#### PROMPT
Give back every line of the records below unchanged, in the same order.

┄┄┄┄┄┄

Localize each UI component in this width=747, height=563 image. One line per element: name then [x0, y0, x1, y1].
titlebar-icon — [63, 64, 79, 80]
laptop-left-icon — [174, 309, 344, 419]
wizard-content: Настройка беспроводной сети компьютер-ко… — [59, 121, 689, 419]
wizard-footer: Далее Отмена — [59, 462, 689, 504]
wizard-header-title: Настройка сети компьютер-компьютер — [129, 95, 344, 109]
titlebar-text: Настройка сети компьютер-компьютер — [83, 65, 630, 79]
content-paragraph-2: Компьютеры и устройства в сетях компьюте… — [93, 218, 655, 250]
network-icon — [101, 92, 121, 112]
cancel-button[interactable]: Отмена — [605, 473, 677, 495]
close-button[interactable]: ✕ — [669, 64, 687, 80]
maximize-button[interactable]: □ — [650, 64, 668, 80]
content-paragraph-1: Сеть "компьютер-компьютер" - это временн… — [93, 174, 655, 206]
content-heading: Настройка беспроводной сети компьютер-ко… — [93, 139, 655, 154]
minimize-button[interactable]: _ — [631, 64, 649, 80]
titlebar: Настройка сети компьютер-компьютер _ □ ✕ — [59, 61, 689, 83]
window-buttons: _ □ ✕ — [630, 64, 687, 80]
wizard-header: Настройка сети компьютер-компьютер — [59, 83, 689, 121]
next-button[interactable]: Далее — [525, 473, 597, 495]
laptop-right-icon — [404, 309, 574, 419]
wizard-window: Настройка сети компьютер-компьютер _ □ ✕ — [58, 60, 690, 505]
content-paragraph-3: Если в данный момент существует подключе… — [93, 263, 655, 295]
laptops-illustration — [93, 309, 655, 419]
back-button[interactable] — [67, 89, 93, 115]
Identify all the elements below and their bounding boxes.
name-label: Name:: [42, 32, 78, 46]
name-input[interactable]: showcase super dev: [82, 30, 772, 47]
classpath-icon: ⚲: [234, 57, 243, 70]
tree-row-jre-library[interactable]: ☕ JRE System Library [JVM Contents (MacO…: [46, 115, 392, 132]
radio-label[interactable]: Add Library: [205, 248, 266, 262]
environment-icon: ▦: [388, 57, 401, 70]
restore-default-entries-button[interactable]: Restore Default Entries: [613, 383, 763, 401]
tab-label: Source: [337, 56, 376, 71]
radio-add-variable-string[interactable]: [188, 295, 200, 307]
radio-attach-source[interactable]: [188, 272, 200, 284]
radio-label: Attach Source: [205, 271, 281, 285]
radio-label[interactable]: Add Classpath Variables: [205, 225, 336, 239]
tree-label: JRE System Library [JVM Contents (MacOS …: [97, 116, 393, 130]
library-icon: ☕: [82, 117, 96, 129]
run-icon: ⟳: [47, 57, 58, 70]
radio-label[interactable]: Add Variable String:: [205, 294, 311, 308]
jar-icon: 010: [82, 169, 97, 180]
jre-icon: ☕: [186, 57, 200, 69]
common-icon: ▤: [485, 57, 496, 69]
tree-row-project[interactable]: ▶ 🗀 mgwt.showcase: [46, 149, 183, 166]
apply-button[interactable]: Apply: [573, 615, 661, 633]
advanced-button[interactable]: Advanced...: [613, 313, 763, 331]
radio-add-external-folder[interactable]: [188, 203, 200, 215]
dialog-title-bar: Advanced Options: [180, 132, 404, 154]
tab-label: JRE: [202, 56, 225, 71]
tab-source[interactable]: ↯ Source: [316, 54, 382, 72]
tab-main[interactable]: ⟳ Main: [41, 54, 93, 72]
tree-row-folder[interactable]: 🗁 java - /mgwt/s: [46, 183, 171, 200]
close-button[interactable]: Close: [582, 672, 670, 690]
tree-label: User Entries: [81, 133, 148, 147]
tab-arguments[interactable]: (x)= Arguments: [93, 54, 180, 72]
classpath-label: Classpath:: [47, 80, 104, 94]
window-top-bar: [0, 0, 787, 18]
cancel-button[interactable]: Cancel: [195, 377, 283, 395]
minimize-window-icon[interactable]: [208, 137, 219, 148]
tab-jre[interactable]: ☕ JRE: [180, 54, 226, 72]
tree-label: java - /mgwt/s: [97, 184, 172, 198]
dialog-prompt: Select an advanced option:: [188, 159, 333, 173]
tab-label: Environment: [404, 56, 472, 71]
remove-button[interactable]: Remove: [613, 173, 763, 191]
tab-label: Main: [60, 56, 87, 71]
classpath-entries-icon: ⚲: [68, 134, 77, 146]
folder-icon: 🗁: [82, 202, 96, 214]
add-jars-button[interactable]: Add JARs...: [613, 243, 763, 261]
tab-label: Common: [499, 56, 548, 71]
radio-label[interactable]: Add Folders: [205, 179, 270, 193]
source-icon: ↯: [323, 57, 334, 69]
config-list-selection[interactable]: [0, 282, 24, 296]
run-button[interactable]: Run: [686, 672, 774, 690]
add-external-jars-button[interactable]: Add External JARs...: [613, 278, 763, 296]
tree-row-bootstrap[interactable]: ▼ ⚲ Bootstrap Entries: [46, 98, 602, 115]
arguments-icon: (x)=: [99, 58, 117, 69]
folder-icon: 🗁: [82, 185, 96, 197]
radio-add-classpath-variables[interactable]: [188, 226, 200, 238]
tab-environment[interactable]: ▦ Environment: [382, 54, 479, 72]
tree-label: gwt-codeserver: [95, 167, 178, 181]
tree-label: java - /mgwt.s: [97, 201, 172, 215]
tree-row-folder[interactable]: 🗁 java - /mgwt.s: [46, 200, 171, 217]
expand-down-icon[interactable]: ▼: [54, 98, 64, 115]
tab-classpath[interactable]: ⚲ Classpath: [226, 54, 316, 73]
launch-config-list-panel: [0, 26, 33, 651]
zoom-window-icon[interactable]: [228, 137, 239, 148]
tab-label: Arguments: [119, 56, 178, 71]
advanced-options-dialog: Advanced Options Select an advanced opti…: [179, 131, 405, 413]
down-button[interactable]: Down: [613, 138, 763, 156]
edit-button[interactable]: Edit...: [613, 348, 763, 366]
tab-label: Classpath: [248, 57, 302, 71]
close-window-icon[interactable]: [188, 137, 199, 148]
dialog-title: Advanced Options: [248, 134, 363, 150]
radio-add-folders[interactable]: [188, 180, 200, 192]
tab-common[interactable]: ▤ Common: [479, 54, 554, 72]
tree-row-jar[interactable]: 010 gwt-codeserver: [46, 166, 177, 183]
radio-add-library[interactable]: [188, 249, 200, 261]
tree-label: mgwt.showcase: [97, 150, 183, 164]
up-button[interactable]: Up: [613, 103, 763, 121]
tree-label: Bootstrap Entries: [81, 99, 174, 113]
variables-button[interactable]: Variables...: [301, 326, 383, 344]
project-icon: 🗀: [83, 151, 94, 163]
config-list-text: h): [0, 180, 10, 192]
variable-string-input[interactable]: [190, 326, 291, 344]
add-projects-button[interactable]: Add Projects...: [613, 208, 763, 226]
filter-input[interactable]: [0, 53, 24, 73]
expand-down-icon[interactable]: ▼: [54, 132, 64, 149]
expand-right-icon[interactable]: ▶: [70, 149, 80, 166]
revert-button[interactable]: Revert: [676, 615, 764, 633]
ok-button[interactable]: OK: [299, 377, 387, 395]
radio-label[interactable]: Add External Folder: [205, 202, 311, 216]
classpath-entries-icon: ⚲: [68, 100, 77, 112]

┄┄┄┄┄┄

#### WORKED SOLUTION
Localize each UI component in this width=747, height=563 image. One line per element: name then [x0, y0, x1, y1].
titlebar-icon — [63, 64, 79, 80]
laptop-left-icon — [174, 309, 344, 419]
wizard-content: Настройка беспроводной сети компьютер-ко… — [59, 121, 689, 419]
wizard-footer: Далее Отмена — [59, 462, 689, 504]
wizard-header-title: Настройка сети компьютер-компьютер — [129, 95, 344, 109]
titlebar-text: Настройка сети компьютер-компьютер — [83, 65, 630, 79]
content-paragraph-2: Компьютеры и устройства в сетях компьюте… — [93, 218, 655, 250]
network-icon — [101, 92, 121, 112]
cancel-button[interactable]: Отмена — [605, 473, 677, 495]
close-button[interactable]: ✕ — [669, 64, 687, 80]
maximize-button[interactable]: □ — [650, 64, 668, 80]
content-paragraph-1: Сеть "компьютер-компьютер" - это временн… — [93, 174, 655, 206]
content-heading: Настройка беспроводной сети компьютер-ко… — [93, 139, 655, 154]
minimize-button[interactable]: _ — [631, 64, 649, 80]
titlebar: Настройка сети компьютер-компьютер _ □ ✕ — [59, 61, 689, 83]
window-buttons: _ □ ✕ — [630, 64, 687, 80]
wizard-header: Настройка сети компьютер-компьютер — [59, 83, 689, 121]
next-button[interactable]: Далее — [525, 473, 597, 495]
laptop-right-icon — [404, 309, 574, 419]
wizard-window: Настройка сети компьютер-компьютер _ □ ✕ — [58, 60, 690, 505]
content-paragraph-3: Если в данный момент существует подключе… — [93, 263, 655, 295]
laptops-illustration — [93, 309, 655, 419]
back-button[interactable] — [67, 89, 93, 115]
Identify all the elements below and their bounding boxes.
name-label: Name:: [42, 32, 78, 46]
name-input[interactable]: showcase super dev: [82, 30, 772, 47]
classpath-icon: ⚲: [234, 57, 243, 70]
tree-row-jre-library[interactable]: ☕ JRE System Library [JVM Contents (MacO…: [46, 115, 392, 132]
radio-label[interactable]: Add Library: [205, 248, 266, 262]
environment-icon: ▦: [388, 57, 401, 70]
restore-default-entries-button[interactable]: Restore Default Entries: [613, 383, 763, 401]
tab-label: Source: [337, 56, 376, 71]
radio-add-variable-string[interactable]: [188, 295, 200, 307]
radio-attach-source[interactable]: [188, 272, 200, 284]
radio-label: Attach Source: [205, 271, 281, 285]
radio-label[interactable]: Add Classpath Variables: [205, 225, 336, 239]
tree-label: JRE System Library [JVM Contents (MacOS …: [97, 116, 393, 130]
library-icon: ☕: [82, 117, 96, 129]
run-icon: ⟳: [47, 57, 58, 70]
radio-label[interactable]: Add Variable String:: [205, 294, 311, 308]
jar-icon: 010: [82, 169, 97, 180]
jre-icon: ☕: [186, 57, 200, 69]
common-icon: ▤: [485, 57, 496, 69]
tree-row-project[interactable]: ▶ 🗀 mgwt.showcase: [46, 149, 183, 166]
apply-button[interactable]: Apply: [573, 615, 661, 633]
advanced-button[interactable]: Advanced...: [613, 313, 763, 331]
radio-add-external-folder[interactable]: [188, 203, 200, 215]
dialog-title-bar: Advanced Options: [180, 132, 404, 154]
tab-label: JRE: [202, 56, 225, 71]
tab-source[interactable]: ↯ Source: [316, 54, 382, 72]
tab-main[interactable]: ⟳ Main: [41, 54, 93, 72]
tree-row-folder[interactable]: 🗁 java - /mgwt/s: [46, 183, 171, 200]
close-button[interactable]: Close: [582, 672, 670, 690]
tree-label: User Entries: [81, 133, 148, 147]
tab-arguments[interactable]: (x)= Arguments: [93, 54, 180, 72]
classpath-label: Classpath:: [47, 80, 104, 94]
window-top-bar: [0, 0, 787, 18]
cancel-button[interactable]: Cancel: [195, 377, 283, 395]
minimize-window-icon[interactable]: [208, 137, 219, 148]
tab-jre[interactable]: ☕ JRE: [180, 54, 226, 72]
tree-label: java - /mgwt/s: [97, 184, 172, 198]
dialog-prompt: Select an advanced option:: [188, 159, 333, 173]
tab-label: Environment: [404, 56, 472, 71]
remove-button[interactable]: Remove: [613, 173, 763, 191]
tab-label: Main: [60, 56, 87, 71]
classpath-entries-icon: ⚲: [68, 134, 77, 146]
folder-icon: 🗁: [82, 202, 96, 214]
add-jars-button[interactable]: Add JARs...: [613, 243, 763, 261]
tab-label: Common: [499, 56, 548, 71]
radio-label[interactable]: Add Folders: [205, 179, 270, 193]
source-icon: ↯: [323, 57, 334, 69]
config-list-selection[interactable]: [0, 282, 24, 296]
run-button[interactable]: Run: [686, 672, 774, 690]
add-external-jars-button[interactable]: Add External JARs...: [613, 278, 763, 296]
tree-row-bootstrap[interactable]: ▼ ⚲ Bootstrap Entries: [46, 98, 602, 115]
arguments-icon: (x)=: [99, 58, 117, 69]
folder-icon: 🗁: [82, 185, 96, 197]
radio-add-classpath-variables[interactable]: [188, 226, 200, 238]
tab-environment[interactable]: ▦ Environment: [382, 54, 479, 72]
tree-label: gwt-codeserver: [95, 167, 178, 181]
tree-label: java - /mgwt.s: [97, 201, 172, 215]
tree-row-folder[interactable]: 🗁 java - /mgwt.s: [46, 200, 171, 217]
expand-down-icon[interactable]: ▼: [54, 98, 64, 115]
tab-classpath[interactable]: ⚲ Classpath: [226, 54, 316, 73]
launch-config-list-panel: [0, 26, 33, 651]
zoom-window-icon[interactable]: [228, 137, 239, 148]
tab-label: Arguments: [119, 56, 178, 71]
advanced-options-dialog: Advanced Options Select an advanced opti…: [179, 131, 405, 413]
down-button[interactable]: Down: [613, 138, 763, 156]
edit-button[interactable]: Edit...: [613, 348, 763, 366]
tab-label: Classpath: [248, 57, 302, 71]
close-window-icon[interactable]: [188, 137, 199, 148]
dialog-title: Advanced Options: [248, 134, 363, 150]
radio-add-folders[interactable]: [188, 180, 200, 192]
tab-common[interactable]: ▤ Common: [479, 54, 554, 72]
tree-row-jar[interactable]: 010 gwt-codeserver: [46, 166, 177, 183]
radio-add-library[interactable]: [188, 249, 200, 261]
tree-label: mgwt.showcase: [97, 150, 183, 164]
up-button[interactable]: Up: [613, 103, 763, 121]
tree-label: Bootstrap Entries: [81, 99, 174, 113]
variables-button[interactable]: Variables...: [301, 326, 383, 344]
project-icon: 🗀: [83, 151, 94, 163]
config-list-text: h): [0, 180, 10, 192]
variable-string-input[interactable]: [190, 326, 291, 344]
add-projects-button[interactable]: Add Projects...: [613, 208, 763, 226]
filter-input[interactable]: [0, 53, 24, 73]
expand-down-icon[interactable]: ▼: [54, 132, 64, 149]
expand-right-icon[interactable]: ▶: [70, 149, 80, 166]
revert-button[interactable]: Revert: [676, 615, 764, 633]
ok-button[interactable]: OK: [299, 377, 387, 395]
radio-label[interactable]: Add External Folder: [205, 202, 311, 216]
classpath-entries-icon: ⚲: [68, 100, 77, 112]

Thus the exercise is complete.